## Written problem
Gather, from the data below, each line in which the word "Ratings" occurs.
═════ Material ═════
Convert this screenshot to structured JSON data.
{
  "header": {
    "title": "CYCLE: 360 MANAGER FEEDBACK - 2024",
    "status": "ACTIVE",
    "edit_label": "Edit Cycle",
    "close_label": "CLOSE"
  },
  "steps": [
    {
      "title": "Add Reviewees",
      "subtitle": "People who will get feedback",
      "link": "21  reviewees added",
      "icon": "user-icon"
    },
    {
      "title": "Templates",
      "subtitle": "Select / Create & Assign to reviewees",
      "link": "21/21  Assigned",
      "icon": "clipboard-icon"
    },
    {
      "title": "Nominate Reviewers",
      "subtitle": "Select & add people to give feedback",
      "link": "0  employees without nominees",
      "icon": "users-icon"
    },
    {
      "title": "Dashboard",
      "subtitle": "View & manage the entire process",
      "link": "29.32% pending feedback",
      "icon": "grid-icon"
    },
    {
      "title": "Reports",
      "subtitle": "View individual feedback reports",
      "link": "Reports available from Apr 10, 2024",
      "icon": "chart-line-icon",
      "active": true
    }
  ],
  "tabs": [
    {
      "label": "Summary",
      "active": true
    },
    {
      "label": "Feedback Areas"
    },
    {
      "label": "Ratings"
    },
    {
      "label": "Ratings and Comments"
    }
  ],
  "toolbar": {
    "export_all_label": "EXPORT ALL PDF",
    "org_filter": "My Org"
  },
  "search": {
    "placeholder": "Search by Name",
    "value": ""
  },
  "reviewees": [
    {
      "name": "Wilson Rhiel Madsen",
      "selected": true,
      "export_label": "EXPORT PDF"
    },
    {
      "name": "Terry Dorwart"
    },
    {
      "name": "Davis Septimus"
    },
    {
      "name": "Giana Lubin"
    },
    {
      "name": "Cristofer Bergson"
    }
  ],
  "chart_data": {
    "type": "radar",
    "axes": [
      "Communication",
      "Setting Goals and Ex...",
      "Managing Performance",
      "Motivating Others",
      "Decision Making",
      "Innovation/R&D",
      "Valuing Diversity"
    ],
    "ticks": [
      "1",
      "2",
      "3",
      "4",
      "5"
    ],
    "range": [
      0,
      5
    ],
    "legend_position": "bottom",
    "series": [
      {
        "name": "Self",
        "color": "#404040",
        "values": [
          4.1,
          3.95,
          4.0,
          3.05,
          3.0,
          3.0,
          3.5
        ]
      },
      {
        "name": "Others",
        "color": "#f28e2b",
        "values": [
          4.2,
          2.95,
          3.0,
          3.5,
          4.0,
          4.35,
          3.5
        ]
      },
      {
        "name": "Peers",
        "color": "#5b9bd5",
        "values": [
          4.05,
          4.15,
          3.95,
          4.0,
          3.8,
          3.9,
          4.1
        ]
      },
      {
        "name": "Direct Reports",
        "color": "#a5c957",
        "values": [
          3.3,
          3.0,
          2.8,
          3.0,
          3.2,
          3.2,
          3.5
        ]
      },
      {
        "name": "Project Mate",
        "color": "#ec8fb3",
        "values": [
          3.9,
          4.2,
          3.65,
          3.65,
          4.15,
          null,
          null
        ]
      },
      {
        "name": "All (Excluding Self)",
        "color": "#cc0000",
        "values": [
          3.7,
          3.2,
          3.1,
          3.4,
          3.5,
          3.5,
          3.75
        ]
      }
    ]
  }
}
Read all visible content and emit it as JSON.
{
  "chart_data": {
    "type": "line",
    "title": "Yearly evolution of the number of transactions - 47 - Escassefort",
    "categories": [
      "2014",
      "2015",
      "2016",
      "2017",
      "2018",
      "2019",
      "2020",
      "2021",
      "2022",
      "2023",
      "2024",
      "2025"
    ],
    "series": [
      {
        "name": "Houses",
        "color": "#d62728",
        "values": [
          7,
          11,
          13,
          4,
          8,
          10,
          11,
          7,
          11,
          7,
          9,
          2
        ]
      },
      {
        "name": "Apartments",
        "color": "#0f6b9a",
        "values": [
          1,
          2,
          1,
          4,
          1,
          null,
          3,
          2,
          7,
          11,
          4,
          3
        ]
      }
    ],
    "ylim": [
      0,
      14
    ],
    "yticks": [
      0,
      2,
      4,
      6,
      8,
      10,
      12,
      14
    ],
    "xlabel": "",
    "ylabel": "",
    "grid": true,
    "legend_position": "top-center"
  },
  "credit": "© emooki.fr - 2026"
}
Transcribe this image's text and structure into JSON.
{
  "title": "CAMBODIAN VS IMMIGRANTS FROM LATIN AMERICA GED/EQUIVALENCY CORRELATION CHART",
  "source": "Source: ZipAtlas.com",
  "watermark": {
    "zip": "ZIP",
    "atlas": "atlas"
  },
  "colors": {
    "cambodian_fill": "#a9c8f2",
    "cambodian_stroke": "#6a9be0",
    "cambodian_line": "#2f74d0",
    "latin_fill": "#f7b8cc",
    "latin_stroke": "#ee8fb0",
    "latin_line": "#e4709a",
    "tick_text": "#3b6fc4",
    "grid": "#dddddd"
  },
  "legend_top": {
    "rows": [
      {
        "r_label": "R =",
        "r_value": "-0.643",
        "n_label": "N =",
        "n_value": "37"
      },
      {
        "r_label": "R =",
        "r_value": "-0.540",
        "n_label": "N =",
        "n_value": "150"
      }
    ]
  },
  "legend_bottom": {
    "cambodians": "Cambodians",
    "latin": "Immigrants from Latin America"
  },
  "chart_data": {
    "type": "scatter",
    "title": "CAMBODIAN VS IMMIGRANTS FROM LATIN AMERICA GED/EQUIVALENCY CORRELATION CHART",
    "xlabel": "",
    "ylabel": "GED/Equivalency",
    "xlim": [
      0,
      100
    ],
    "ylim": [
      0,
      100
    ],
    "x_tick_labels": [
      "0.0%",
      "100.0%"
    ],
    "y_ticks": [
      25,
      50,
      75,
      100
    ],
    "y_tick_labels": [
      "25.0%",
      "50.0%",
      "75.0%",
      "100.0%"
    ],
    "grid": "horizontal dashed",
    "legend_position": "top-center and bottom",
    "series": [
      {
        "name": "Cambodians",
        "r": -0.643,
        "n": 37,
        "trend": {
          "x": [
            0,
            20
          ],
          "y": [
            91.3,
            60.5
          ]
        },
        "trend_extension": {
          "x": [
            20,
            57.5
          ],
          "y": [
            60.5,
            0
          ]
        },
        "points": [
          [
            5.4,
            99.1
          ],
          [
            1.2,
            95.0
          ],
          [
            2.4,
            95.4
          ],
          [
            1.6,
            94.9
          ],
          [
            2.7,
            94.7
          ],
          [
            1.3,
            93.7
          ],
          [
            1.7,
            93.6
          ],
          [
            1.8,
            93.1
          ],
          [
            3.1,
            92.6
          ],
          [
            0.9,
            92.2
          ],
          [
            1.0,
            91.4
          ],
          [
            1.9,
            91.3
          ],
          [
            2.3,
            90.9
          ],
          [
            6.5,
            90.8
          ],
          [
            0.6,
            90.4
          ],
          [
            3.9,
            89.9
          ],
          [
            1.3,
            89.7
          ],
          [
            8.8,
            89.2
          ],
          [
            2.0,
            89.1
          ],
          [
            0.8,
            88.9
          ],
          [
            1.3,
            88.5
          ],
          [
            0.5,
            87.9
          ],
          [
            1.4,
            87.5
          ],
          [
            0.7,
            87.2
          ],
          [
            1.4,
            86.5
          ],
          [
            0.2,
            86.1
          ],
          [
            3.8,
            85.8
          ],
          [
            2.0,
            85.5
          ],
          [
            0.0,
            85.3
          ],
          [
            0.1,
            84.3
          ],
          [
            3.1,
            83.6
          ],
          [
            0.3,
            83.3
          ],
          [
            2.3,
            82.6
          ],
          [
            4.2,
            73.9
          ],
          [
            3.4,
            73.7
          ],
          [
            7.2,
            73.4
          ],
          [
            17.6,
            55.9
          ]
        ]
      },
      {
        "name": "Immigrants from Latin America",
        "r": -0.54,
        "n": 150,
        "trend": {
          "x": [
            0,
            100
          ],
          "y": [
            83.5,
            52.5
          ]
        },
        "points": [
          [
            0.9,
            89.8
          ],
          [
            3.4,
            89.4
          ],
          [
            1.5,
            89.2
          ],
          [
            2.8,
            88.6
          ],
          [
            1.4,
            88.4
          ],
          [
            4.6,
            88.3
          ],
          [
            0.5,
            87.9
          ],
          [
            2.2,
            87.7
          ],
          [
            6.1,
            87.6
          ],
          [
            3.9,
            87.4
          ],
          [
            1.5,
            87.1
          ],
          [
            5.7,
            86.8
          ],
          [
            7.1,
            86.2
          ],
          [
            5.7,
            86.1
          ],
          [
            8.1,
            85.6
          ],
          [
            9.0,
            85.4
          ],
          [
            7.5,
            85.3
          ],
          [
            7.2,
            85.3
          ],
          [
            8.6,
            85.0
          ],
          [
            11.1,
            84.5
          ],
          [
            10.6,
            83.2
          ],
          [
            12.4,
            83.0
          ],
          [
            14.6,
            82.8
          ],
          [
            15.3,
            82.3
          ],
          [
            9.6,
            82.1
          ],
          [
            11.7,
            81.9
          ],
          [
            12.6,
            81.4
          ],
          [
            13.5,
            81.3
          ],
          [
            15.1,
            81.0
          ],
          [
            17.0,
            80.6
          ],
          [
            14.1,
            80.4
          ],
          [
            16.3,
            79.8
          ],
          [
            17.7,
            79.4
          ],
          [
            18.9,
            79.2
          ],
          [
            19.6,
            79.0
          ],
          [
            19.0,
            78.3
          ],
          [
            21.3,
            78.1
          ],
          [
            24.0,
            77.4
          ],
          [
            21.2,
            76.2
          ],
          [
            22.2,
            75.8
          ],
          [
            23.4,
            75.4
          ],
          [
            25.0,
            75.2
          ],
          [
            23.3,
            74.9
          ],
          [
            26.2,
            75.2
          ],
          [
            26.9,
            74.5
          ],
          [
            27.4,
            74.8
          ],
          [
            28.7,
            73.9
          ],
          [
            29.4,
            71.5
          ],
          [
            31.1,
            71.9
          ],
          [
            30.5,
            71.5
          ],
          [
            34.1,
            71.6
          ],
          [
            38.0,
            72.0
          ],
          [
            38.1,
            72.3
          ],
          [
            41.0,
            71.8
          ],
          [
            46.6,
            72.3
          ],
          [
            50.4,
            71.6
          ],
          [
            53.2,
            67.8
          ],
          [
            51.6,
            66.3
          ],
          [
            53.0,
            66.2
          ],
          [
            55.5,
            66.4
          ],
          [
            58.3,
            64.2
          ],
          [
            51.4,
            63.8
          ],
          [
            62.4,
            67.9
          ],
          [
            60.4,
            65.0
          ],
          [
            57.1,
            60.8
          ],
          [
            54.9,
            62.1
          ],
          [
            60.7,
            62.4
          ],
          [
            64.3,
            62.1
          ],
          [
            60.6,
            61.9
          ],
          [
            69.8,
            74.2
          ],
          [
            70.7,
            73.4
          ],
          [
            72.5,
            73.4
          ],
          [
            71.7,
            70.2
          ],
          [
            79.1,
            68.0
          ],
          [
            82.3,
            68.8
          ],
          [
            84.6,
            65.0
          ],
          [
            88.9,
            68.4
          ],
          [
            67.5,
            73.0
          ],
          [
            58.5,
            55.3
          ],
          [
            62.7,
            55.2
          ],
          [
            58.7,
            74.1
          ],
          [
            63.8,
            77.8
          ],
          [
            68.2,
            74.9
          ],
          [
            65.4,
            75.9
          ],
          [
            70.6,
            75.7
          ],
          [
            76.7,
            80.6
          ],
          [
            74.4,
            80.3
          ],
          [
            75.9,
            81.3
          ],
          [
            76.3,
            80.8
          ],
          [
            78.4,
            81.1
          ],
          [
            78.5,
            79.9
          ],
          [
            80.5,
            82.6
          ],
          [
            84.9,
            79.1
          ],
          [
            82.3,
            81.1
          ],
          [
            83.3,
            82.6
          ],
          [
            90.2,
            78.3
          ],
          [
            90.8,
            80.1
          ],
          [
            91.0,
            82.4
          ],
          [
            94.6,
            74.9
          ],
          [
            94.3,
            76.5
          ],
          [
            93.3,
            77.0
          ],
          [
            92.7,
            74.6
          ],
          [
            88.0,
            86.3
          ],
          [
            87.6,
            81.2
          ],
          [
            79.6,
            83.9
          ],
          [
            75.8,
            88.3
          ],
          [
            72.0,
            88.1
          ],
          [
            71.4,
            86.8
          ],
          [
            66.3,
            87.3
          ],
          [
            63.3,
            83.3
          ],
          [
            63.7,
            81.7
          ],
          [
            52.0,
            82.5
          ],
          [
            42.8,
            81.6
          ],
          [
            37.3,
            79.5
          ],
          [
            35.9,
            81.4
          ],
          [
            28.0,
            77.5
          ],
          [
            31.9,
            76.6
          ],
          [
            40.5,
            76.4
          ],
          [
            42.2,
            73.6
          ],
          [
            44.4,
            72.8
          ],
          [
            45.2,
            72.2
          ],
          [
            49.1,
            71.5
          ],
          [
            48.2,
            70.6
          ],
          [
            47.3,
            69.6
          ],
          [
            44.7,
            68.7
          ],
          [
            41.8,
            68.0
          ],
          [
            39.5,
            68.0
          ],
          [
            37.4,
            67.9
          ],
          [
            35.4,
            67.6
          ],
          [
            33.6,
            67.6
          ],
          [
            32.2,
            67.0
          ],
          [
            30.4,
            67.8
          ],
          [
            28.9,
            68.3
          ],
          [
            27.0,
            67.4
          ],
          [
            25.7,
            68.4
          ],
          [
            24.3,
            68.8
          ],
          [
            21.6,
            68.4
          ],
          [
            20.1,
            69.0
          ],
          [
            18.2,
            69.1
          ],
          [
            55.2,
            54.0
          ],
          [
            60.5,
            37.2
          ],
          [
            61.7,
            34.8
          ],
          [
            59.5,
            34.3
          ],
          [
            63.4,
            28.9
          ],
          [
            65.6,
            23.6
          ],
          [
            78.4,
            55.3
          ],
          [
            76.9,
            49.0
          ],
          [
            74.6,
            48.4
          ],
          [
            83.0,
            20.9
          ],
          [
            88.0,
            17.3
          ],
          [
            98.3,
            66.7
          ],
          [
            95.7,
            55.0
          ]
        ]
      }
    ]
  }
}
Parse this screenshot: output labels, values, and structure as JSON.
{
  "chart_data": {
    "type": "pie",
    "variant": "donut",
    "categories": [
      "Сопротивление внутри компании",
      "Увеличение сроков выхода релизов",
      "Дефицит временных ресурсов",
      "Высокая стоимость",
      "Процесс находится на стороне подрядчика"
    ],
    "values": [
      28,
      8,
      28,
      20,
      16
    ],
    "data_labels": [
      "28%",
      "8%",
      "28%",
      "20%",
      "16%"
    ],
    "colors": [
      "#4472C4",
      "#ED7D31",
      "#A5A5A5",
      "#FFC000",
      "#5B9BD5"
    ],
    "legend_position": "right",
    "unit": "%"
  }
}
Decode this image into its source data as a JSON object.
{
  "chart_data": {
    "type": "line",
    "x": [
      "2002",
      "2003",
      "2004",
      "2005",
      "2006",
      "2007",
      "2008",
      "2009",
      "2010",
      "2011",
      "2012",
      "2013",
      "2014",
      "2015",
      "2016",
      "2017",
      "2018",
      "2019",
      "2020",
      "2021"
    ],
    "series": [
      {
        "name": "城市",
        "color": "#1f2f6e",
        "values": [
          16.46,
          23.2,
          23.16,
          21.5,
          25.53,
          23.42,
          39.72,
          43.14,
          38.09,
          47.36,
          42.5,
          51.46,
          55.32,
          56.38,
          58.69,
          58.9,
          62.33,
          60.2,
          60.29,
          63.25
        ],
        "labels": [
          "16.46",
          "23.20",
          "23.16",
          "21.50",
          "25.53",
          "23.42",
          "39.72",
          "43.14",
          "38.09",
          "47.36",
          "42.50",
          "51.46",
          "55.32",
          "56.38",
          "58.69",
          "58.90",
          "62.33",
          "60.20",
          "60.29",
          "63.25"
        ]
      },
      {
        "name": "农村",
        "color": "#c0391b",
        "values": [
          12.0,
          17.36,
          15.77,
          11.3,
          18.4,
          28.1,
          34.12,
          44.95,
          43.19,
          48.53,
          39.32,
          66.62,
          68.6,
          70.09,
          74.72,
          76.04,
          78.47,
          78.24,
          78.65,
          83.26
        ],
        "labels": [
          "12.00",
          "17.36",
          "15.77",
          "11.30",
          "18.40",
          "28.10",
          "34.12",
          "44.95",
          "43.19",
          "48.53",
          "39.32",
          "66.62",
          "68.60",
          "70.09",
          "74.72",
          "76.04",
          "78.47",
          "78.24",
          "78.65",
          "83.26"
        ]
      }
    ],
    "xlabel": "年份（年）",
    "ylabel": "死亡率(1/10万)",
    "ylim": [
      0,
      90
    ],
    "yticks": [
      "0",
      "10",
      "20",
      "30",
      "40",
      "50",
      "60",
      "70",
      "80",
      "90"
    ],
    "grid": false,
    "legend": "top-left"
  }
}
═════
## Output for this task
      "label": "Ratings"
      "label": "Ratings and Comments"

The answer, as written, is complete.